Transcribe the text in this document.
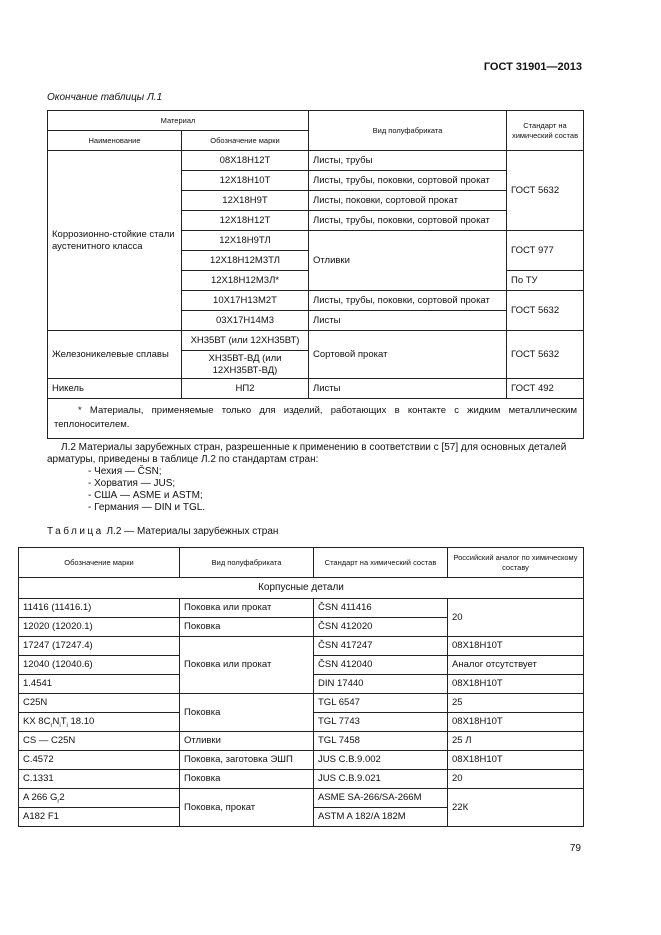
ГОСТ 31901—2013
Окончание таблицы Л.1
Материал		Вид полуфабриката	Стандарт на химический состав
Наименование	Обозначение марки		
Коррозионно-стойкие стали аустенитного класса	08Х18Н12Т	Листы, трубы	ГОСТ 5632
	12Х18Н10Т	Листы, трубы, поковки, сортовой прокат	
	12Х18Н9Т	Листы, поковки, сортовой прокат	
	12Х18Н12Т	Листы, трубы, поковки, сортовой прокат	
	12Х18Н9ТЛ	Отливки	ГОСТ 977
	12Х18Н12М3ТЛ		
	12Х18Н12М3Л*		По ТУ
	10Х17Н13М2Т	Листы, трубы, поковки, сортовой прокат	ГОСТ 5632
	03Х17Н14М3	Листы	
Железоникелевые сплавы	ХН35ВТ (или 12ХН35ВТ)	Сортовой прокат	ГОСТ 5632
	ХН35ВТ-ВД (или 12ХН35ВТ-ВД)		
Никель	НП2	Листы	ГОСТ 492
* Материалы, применяемые только для изделий, работающих в контакте с жидким металлическим теплоносителем.			

Л.2 Материалы зарубежных стран, разрешенные к применению в соответствии с [57] для основных деталей арматуры, приведены в таблице Л.2 по стандартам стран:

- Чехия — ČSN;

- Хорватия — JUS;

- США — ASME и ASTM;

- Германия — DIN и TGL.

Таблица Л.2 — Материалы зарубежных стран
Обозначение марки	Вид полуфабриката	Стандарт на химический состав	Российский аналог по химическому составу
Корпусные детали			
11416 (11416.1)	Поковка или прокат	ČSN 411416	20
12020 (12020.1)	Поковка	ČSN 412020	
17247 (17247.4)	Поковка или прокат	ČSN 417247	08Х18Н10Т
12040 (12040.6)		ČSN 412040	Аналог отсутствует
1.4541		DIN 17440	08Х18Н10Т
C25N	Поковка	TGL 6547	25
KX $8C_rN_iT_i$ 18.10		TGL 7743	08Х18Н10Т
CS — C25N	Отливки	TGL 7458	25 Л
C.4572	Поковка, заготовка ЭШП	JUS C.B.9.002	08Х18Н10Т
C.1331	Поковка	JUS C.B.9.021	20
A 266 $G_r2$	Поковка, прокат	ASME SA-266/SA-266M	22К
A182 F1		ASTM A 182/A 182M	
79
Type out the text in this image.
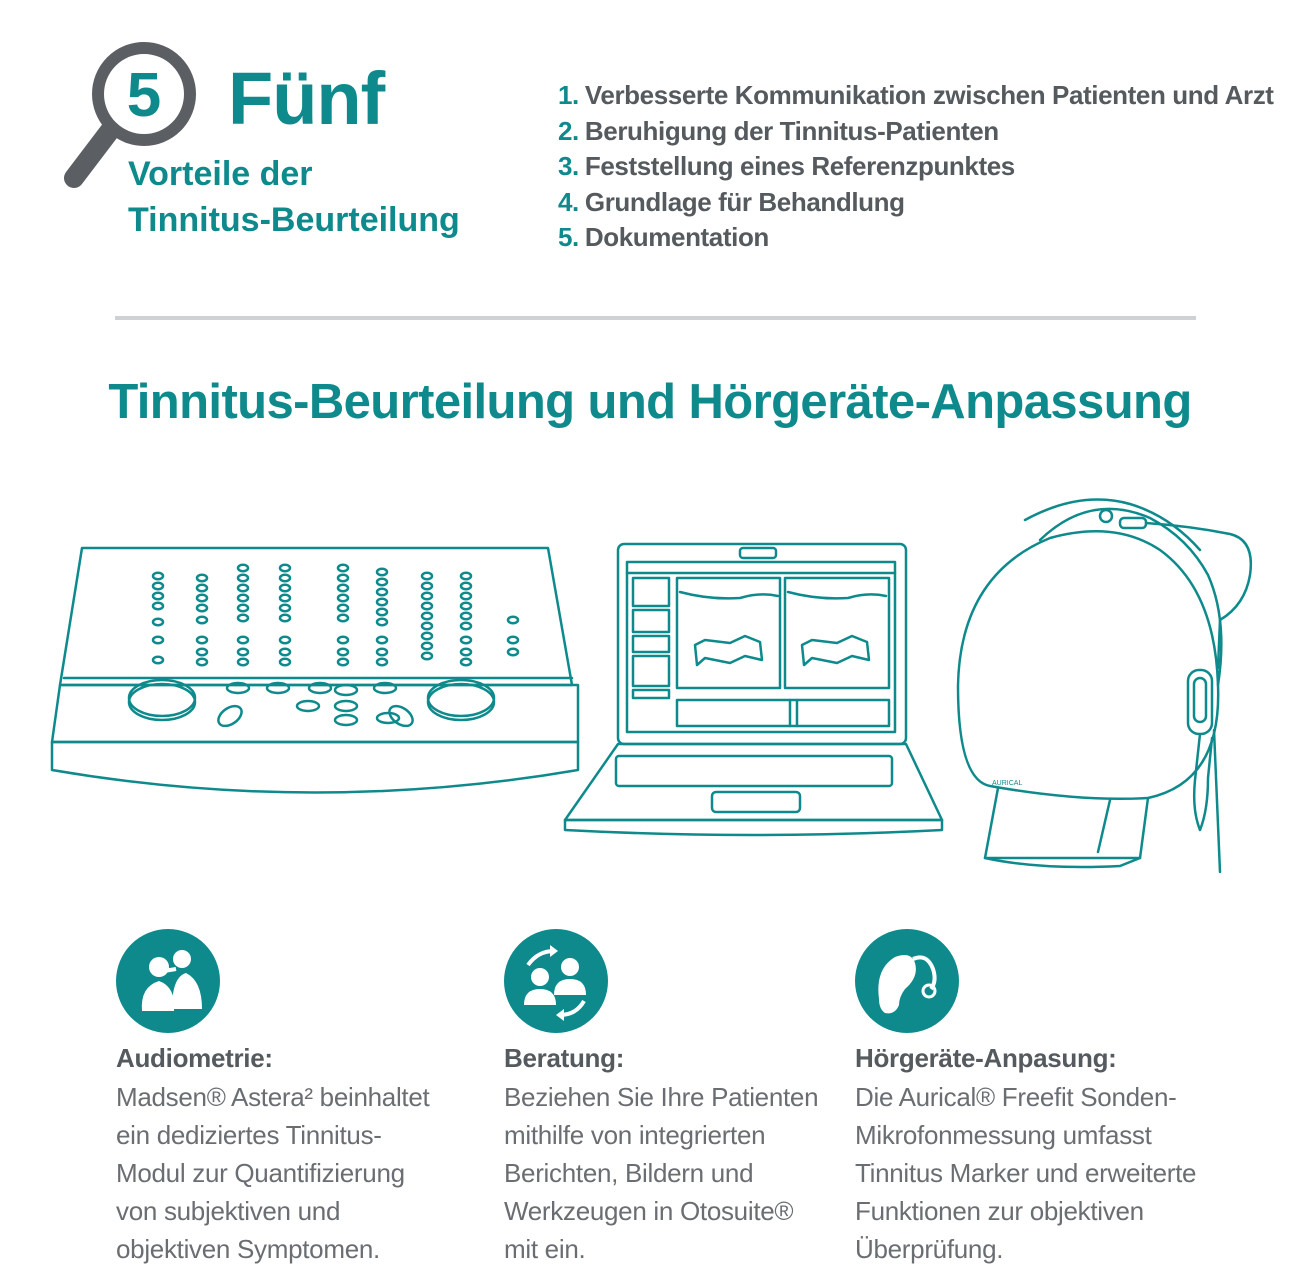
5 Fünf
Vorteile der
Tinnitus-Beurteilung
1. Verbesserte Kommunikation zwischen Patienten und Arzt
2. Beruhigung der Tinnitus-Patienten
3. Feststellung eines Referenzpunktes
4. Grundlage für Behandlung
5. Dokumentation
Tinnitus-Beurteilung und Hörgeräte-Anpassung
AURICAL
Audiometrie:
Madsen® Astera² beinhaltet
ein dediziertes Tinnitus-
Modul zur Quantifizierung
von subjektiven und
objektiven Symptomen.
Beratung:
Beziehen Sie Ihre Patienten
mithilfe von integrierten
Berichten, Bildern und
Werkzeugen in Otosuite®
mit ein.
Hörgeräte-Anpasung:
Die Aurical® Freefit Sonden-
Mikrofonmessung umfasst
Tinnitus Marker und erweiterte
Funktionen zur objektiven
Überprüfung.
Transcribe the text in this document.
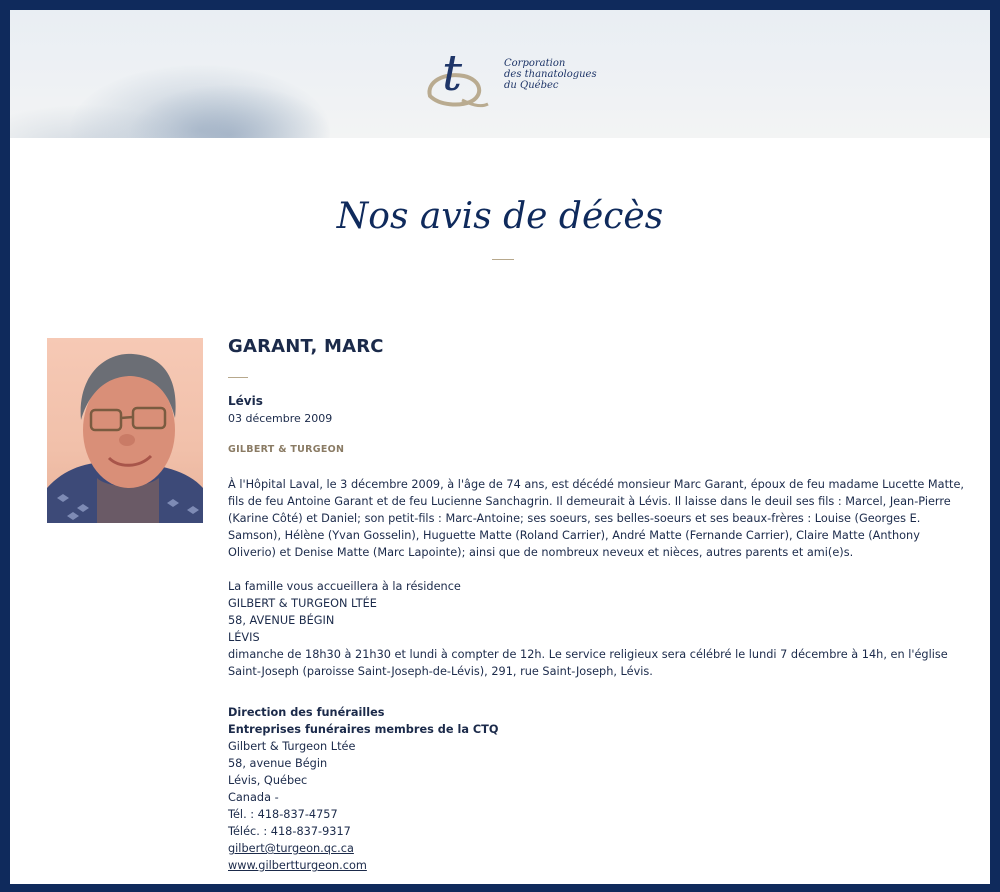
t	Corporation
des thanatologues
du Québec
Nos avis de décès
GARANT, MARC
Lévis
03 décembre 2009
GILBERT & TURGEON

À l'Hôpital Laval, le 3 décembre 2009, à l'âge de 74 ans, est décédé monsieur Marc Garant, époux de feu madame Lucette Matte, fils de feu Antoine Garant et de feu Lucienne Sanchagrin. Il demeurait à Lévis. Il laisse dans le deuil ses fils : Marcel, Jean-Pierre (Karine Côté) et Daniel; son petit-fils : Marc-Antoine; ses soeurs, ses belles-soeurs et ses beaux-frères : Louise (Georges E. Samson), Hélène (Yvan Gosselin), Huguette Matte (Roland Carrier), André Matte (Fernande Carrier), Claire Matte (Anthony Oliverio) et Denise Matte (Marc Lapointe); ainsi que de nombreux neveux et nièces, autres parents et ami(e)s.

La famille vous accueillera à la résidence
GILBERT & TURGEON LTÉE
58, AVENUE BÉGIN
LÉVIS
dimanche de 18h30 à 21h30 et lundi à compter de 12h. Le service religieux sera célébré le lundi 7 décembre à 14h, en l'église Saint-Joseph (paroisse Saint-Joseph-de-Lévis), 291, rue Saint-Joseph, Lévis.
Direction des funérailles
Entreprises funéraires membres de la CTQ
Gilbert & Turgeon Ltée
58, avenue Bégin
Lévis, Québec
Canada -
Tél. : 418-837-4757
Téléc. : 418-837-9317
gilbert@turgeon.qc.ca
www.gilbertturgeon.com
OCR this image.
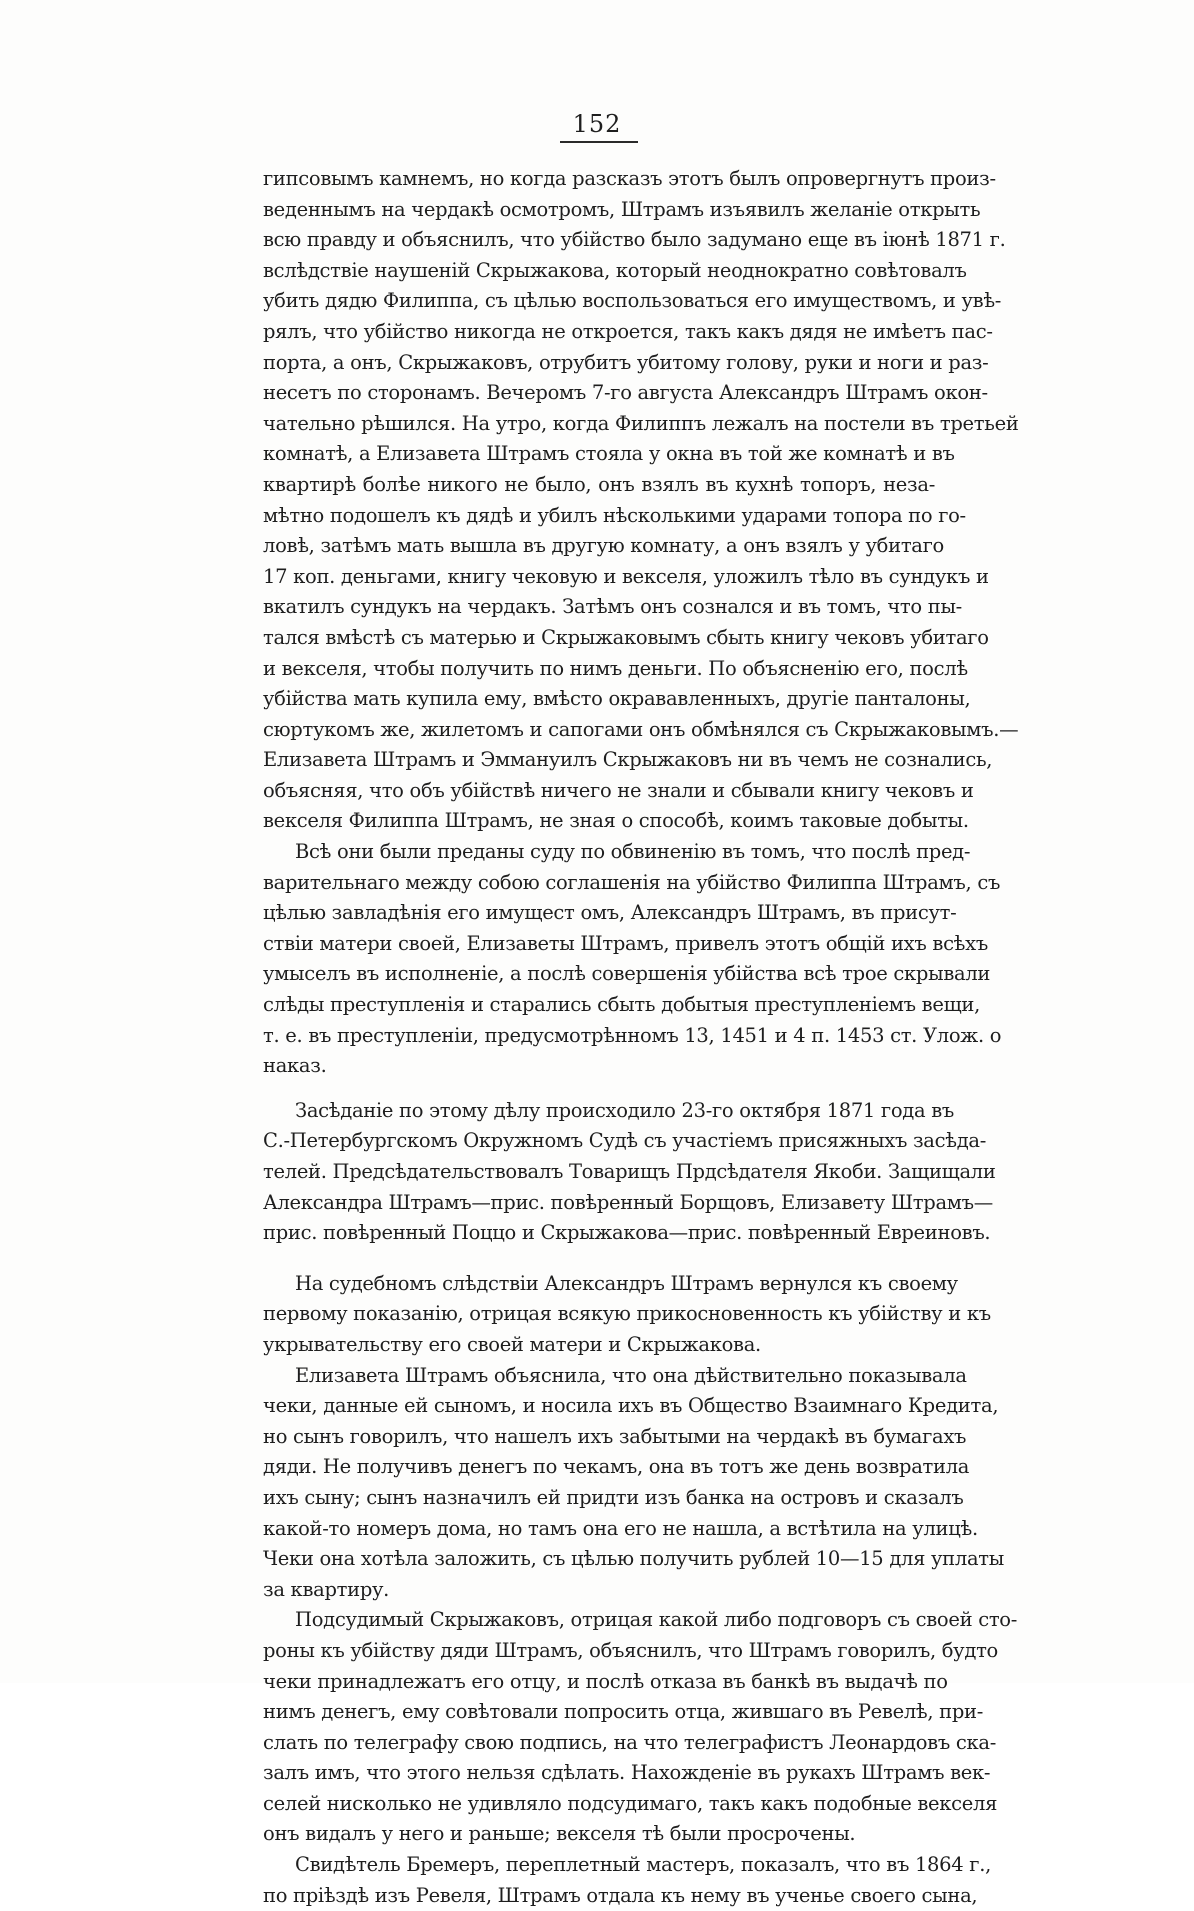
152
гипсовымъ камнемъ, но когда разсказъ этотъ былъ опровергнутъ произ-
веденнымъ на чердакѣ осмотромъ, Штрамъ изъявилъ желаніе открыть
всю правду и объяснилъ, что убійство было задумано еще въ іюнѣ 1871 г.
вслѣдствіе наушеній Скрыжакова, который неоднократно совѣтовалъ
убить дядю Филиппа, съ цѣлью воспользоваться его имуществомъ, и увѣ-
рялъ, что убійство никогда не откроется, такъ какъ дядя не имѣетъ пас-
порта, а онъ, Скрыжаковъ, отрубитъ убитому голову, руки и ноги и раз-
несетъ по сторонамъ. Вечеромъ 7-го августа Александръ Штрамъ окон-
чательно рѣшился. На утро, когда Филиппъ лежалъ на постели въ третьей
комнатѣ, а Елизавета Штрамъ стояла у окна въ той же комнатѣ и въ
квартирѣ болѣе никого не было, онъ взялъ въ кухнѣ топоръ, неза-
мѣтно подошелъ къ дядѣ и убилъ нѣсколькими ударами топора по го-
ловѣ, затѣмъ мать вышла въ другую комнату, а онъ взялъ у убитаго
17 коп. деньгами, книгу чековую и векселя, уложилъ тѣло въ сундукъ и
вкатилъ сундукъ на чердакъ. Затѣмъ онъ сознался и въ томъ, что пы-
тался вмѣстѣ съ матерью и Скрыжаковымъ сбыть книгу чековъ убитаго
и векселя, чтобы получить по нимъ деньги. По объясненію его, послѣ
убійства мать купила ему, вмѣсто окрававленныхъ, другіе панталоны,
сюртукомъ же, жилетомъ и сапогами онъ обмѣнялся съ Скрыжаковымъ.—
Елизавета Штрамъ и Эммануилъ Скрыжаковъ ни въ чемъ не сознались,
объясняя, что объ убійствѣ ничего не знали и сбывали книгу чековъ и
векселя Филиппа Штрамъ, не зная о способѣ, коимъ таковые добыты.
Всѣ они были преданы суду по обвиненію въ томъ, что послѣ пред-
варительнаго между собою соглашенія на убійство Филиппа Штрамъ, съ
цѣлью завладѣнія его имущест омъ, Александръ Штрамъ, въ присут-
ствіи матери своей, Елизаветы Штрамъ, привелъ этотъ общій ихъ всѣхъ
умыселъ въ исполненіе, а послѣ совершенія убійства всѣ трое скрывали
слѣды преступленія и старались сбыть добытыя преступленіемъ вещи,
т. е. въ преступленіи, предусмотрѣнномъ 13, 1451 и 4 п. 1453 ст. Улож. о
наказ.
Засѣданіе по этому дѣлу происходило 23-го октября 1871 года въ
С.-Петербургскомъ Окружномъ Судѣ съ участіемъ присяжныхъ засѣда-
телей. Предсѣдательствовалъ Товарищъ Прдсѣдателя Якоби. Защищали
Александра Штрамъ—прис. повѣренный Борщовъ, Елизавету Штрамъ—
прис. повѣренный Поццо и Скрыжакова—прис. повѣренный Евреиновъ.
На судебномъ слѣдствіи Александръ Штрамъ вернулся къ своему
первому показанію, отрицая всякую прикосновенность къ убійству и къ
укрывательству его своей матери и Скрыжакова.
Елизавета Штрамъ объяснила, что она дѣйствительно показывала
чеки, данные ей сыномъ, и носила ихъ въ Общество Взаимнаго Кредита,
но сынъ говорилъ, что нашелъ ихъ забытыми на чердакѣ въ бумагахъ
дяди. Не получивъ денегъ по чекамъ, она въ тотъ же день возвратила
ихъ сыну; сынъ назначилъ ей придти изъ банка на островъ и сказалъ
какой-то номеръ дома, но тамъ она его не нашла, а встѣтила на улицѣ.
Чеки она хотѣла заложить, съ цѣлью получить рублей 10—15 для уплаты
за квартиру.
Подсудимый Скрыжаковъ, отрицая какой либо подговоръ съ своей сто-
роны къ убійству дяди Штрамъ, объяснилъ, что Штрамъ говорилъ, будто
чеки принадлежатъ его отцу, и послѣ отказа въ банкѣ въ выдачѣ по
нимъ денегъ, ему совѣтовали попросить отца, жившаго въ Ревелѣ, при-
слать по телеграфу свою подпись, на что телеграфистъ Леонардовъ ска-
залъ имъ, что этого нельзя сдѣлать. Нахожденіе въ рукахъ Штрамъ век-
селей нисколько не удивляло подсудимаго, такъ какъ подобные векселя
онъ видалъ у него и раньше; векселя тѣ были просрочены.
Свидѣтель Бремеръ, переплетный мастеръ, показалъ, что въ 1864 г.,
по пріѣздѣ изъ Ревеля, Штрамъ отдала къ нему въ ученье своего сына,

▸ **The task**
Review the preceding data and report every line that includes the string "повѣренный".

▸ **Answer to the problem**
Александра Штрамъ—прис. повѣренный Борщовъ, Елизавету Штрамъ—
прис. повѣренный Поццо и Скрыжакова—прис. повѣренный Евреиновъ.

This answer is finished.